REQUIRED ACTION A:
For each statement (i)–(iii), say yes or no depending on whether the passage on Bradley's baseball coaching agrees with it, and quote the passage's deciding words. (i) Bradley coached the general managers of both 2023 World Series teams. (ii) Bradley's older brother, Bob Bradley, is a baseball coach. (iii) The Ivy League played its 2021 season.
REQUIRED ACTION B:
Pick up the passage on Bradley's baseball coaching after its final sentence and write on from there.
++++ SELECTED PASSAGE
Seven players Bradley coached have played in MLB. He also coached the general managers of both teams in the 2023 World Series, Chris Young of the Texas Rangers and Mike Hazen of the Arizona Diamondbacks.

===College head coaching records===
The following is a table of Bradley's yearly records as an NCAA Division I head baseball coach.

Record table
| Season | Team | Overall | Conference | Standing | Postseason |
Princeton Tigers (Ivy League) (1998–2026)
| 1998 | Princeton | 24–14 | 13–7 | 1st (Gehrig) | Ivy League Championship Series |
| 1999 | Princeton | 25–20 | 15–5 | 1st (Gehrig) | Ivy League Championship Series |
| 2000 | Princeton | 24–20 | 13–7 | 1st (Gehrig) | Houston Regional |
| 2001 | Princeton | 23–15 | 14–6 | 1st (Gehrig) | Columbia Regional |
| 2002 | Princeton | 21–23 | 13–7 | 1st (Gehrig) | Ivy League Championship Series |
| 2003 | Princeton | 27–23 | 15–5 | 1st (Gehrig) | Auburn Regional |
| 2004 | Princeton | 28–20 | 12–8 | 1st (Gehrig) | Charlottesville Regional |
| 2005 | Princeton | 17–24 | 10–10 | 2nd (Gehrig) |  |
| 2006 | Princeton | 18–26–1 | 11–9 | 1st (Gehrig) | Fayetteville Regional |
| 2007 | Princeton | 15–24 | 11–9 | 2nd (Gehrig) |  |
| 2008 | Princeton | 20–22 | 11–9 | 2nd (Gehrig) |  |
| 2009 | Princeton | 18–19 | 10–10 | t-1st (Gehrig) | Gehrig Division Playoff |
| 2010 | Princeton | 12–30 | 6–14 | 4th (Gehrig) |  |
| 2011 | Princeton | 23–24 | 15–5 | 1st (Gehrig) | Austin Regional |
| 2012 | Princeton | 20–19 | 13–7 | 2nd (Gehrig) |  |
| 2013 | Princeton | 14–28 | 11–9 | t-2nd (Gehrig) |  |
| 2014 | Princeton | 14–26 | 8–12 | 4th (Gehrig) |  |
| 2015 | Princeton | 7–32 | 4–16 | 4th (Gehrig) |  |
| 2016 | Princeton | 24–21 | 13–7 | 1st (Gehrig) | Lafayette Regional |
| 2017 | Princeton | 12–28–1 | 7–13 | 4th (Gehrig) |  |
| 2018 | Princeton | 10–27 | 7–14 | 7th |  |
| 2019 | Princeton | 14–26 | 8–12 | 6th |  |
| 2020 | Princeton | 0–7 | 0–0 |  | Season canceled due to COVID-19 |
| 2021 | Princeton | 0–0 | 0–0 |  | Ivy League opted-out of the season |
| 2022 | Princeton | 7–33 | 3–18 | 8th |  |
| 2023 | Princeton | 24–23 | 13–8 | 3rd |  |
| 2024 | Princeton | 18–26 | 13–10 | 2nd | Ivy League Tournament |
| 2025 | Princeton | 12–31 | 8–13 | 6th |  |
| 2026 | Princeton | 15–27 | 8–13 | T-6th |  |
| Princeton: |  | 486–658–2 (.425) | 285–263 (.520) |  |  |  |  |  |
| Total: |  | 486–658–2 (.425) |  |  |  |  |  |  |  |
National champion Postseason invitational champion Conference regular season champion Conference regular season and conference tournament champion Division regular season champion Division regular season and conference tournament champion Conference tournament champion

==Personal life==
Bradley's older brother is soccer coach Bob Bradley, and his nephew is former professional soccer player Michael Bradley. Both relatives represented the United States national soccer team.
++++++++
++++ DATA EXCERPTS
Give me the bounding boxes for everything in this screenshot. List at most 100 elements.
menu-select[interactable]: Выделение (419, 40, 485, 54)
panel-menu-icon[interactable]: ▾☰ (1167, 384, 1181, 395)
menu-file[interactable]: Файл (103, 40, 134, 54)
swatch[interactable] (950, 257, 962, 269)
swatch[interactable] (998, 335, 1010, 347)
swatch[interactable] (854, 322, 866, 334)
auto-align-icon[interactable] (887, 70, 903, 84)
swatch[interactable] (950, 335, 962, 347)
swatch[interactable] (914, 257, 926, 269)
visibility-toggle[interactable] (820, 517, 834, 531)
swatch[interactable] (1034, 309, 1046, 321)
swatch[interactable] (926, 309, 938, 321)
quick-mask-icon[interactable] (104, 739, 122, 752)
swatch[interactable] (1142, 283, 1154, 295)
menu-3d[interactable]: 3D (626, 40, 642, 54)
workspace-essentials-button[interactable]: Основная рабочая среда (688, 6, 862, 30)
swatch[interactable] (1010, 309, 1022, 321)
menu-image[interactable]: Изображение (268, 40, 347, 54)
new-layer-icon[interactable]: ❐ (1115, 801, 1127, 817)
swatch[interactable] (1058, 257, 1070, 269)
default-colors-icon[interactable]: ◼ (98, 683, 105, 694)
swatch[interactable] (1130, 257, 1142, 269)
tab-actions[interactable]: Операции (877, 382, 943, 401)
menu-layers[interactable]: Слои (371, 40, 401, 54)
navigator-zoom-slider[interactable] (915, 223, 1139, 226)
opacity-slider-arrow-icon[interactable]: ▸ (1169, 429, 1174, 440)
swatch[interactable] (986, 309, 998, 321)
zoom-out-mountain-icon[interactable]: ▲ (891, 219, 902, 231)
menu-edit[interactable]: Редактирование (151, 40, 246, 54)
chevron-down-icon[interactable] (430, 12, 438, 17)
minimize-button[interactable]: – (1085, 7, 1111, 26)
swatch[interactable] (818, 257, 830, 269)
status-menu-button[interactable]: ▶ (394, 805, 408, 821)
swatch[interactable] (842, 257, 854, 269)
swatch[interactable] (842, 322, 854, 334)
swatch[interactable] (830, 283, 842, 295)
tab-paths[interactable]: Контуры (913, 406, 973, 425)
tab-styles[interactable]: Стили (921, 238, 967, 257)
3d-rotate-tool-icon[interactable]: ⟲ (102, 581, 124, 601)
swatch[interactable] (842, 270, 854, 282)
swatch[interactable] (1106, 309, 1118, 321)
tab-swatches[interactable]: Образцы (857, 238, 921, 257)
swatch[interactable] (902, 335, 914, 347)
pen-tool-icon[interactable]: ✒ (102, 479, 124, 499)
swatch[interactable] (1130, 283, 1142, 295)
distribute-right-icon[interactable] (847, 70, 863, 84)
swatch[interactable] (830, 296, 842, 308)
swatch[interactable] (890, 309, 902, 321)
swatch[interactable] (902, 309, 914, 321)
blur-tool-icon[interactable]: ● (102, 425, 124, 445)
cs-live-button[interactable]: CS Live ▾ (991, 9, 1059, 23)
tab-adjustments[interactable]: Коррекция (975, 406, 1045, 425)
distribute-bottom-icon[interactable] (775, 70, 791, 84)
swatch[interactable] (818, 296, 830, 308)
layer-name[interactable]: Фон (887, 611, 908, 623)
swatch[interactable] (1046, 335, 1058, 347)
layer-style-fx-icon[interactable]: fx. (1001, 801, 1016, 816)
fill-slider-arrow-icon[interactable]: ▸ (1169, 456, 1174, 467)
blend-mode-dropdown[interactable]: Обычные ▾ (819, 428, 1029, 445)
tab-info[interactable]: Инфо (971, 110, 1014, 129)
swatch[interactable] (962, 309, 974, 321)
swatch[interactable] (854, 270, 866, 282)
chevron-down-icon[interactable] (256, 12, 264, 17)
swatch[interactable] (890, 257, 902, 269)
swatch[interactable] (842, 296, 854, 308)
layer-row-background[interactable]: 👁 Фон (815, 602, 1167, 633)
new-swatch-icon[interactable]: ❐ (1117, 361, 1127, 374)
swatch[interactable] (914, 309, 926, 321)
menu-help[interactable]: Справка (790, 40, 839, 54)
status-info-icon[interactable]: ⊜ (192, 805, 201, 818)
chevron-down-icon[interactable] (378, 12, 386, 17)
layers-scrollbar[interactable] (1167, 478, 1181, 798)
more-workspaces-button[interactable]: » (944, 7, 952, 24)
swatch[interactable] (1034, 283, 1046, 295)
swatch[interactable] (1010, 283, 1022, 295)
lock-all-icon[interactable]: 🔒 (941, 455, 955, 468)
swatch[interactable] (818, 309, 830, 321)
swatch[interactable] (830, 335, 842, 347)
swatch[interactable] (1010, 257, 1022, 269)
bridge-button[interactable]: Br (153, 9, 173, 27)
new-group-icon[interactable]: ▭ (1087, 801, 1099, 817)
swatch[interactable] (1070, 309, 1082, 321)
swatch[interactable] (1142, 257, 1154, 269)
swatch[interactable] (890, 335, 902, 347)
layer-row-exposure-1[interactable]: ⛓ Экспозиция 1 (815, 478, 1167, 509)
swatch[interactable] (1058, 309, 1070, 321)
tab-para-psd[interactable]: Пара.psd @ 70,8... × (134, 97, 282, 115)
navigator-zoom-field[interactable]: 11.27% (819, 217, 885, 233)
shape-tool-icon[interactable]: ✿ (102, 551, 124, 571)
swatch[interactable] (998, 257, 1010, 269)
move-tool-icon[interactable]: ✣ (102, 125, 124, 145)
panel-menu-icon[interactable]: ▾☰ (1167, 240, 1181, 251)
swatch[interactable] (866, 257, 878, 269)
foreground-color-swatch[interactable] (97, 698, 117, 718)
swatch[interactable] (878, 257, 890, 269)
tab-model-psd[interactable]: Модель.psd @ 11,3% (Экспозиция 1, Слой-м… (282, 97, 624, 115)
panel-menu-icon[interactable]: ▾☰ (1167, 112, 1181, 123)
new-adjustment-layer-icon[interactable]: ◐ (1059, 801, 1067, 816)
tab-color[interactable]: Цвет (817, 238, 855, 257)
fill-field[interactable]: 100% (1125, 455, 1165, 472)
++++++++
ANSWER BOX A:
(i) Yes: "He also coached the general managers of both teams in the 2023 World Series"
(ii) No: "Bradley's older brother is soccer coach Bob Bradley"
(iii) No: "Ivy League opted-out of the season"

ANSWER BOX B:
Bradley's younger brother Jeff was a baseball writer for the Star-Ledger and founded Bradley Baseball Gloves.

Bradley and his wife Mary have three sons, Kevin, Kyle, and Scotty. Kevin was drafted by the Rockies out of high school in the 36th round of the 2012 MLB draft and later played college baseball for the Clemson Tigers, State College of Florida, and the Oklahoma State Cowboys. After college, Kevin signed with the Cleveland Indians, playing in 21 minor league games in 2016 and 2017 before retiring in July 2017.

Bradley's youngest son Scotty played first base for the Indiana Hoosiers and was drafted by the Toronto Blue Jays in the 36th round of the 2019 MLB draft. He played 36 games for the Bluefield Blue Jays in 2019 before retiring in 2021.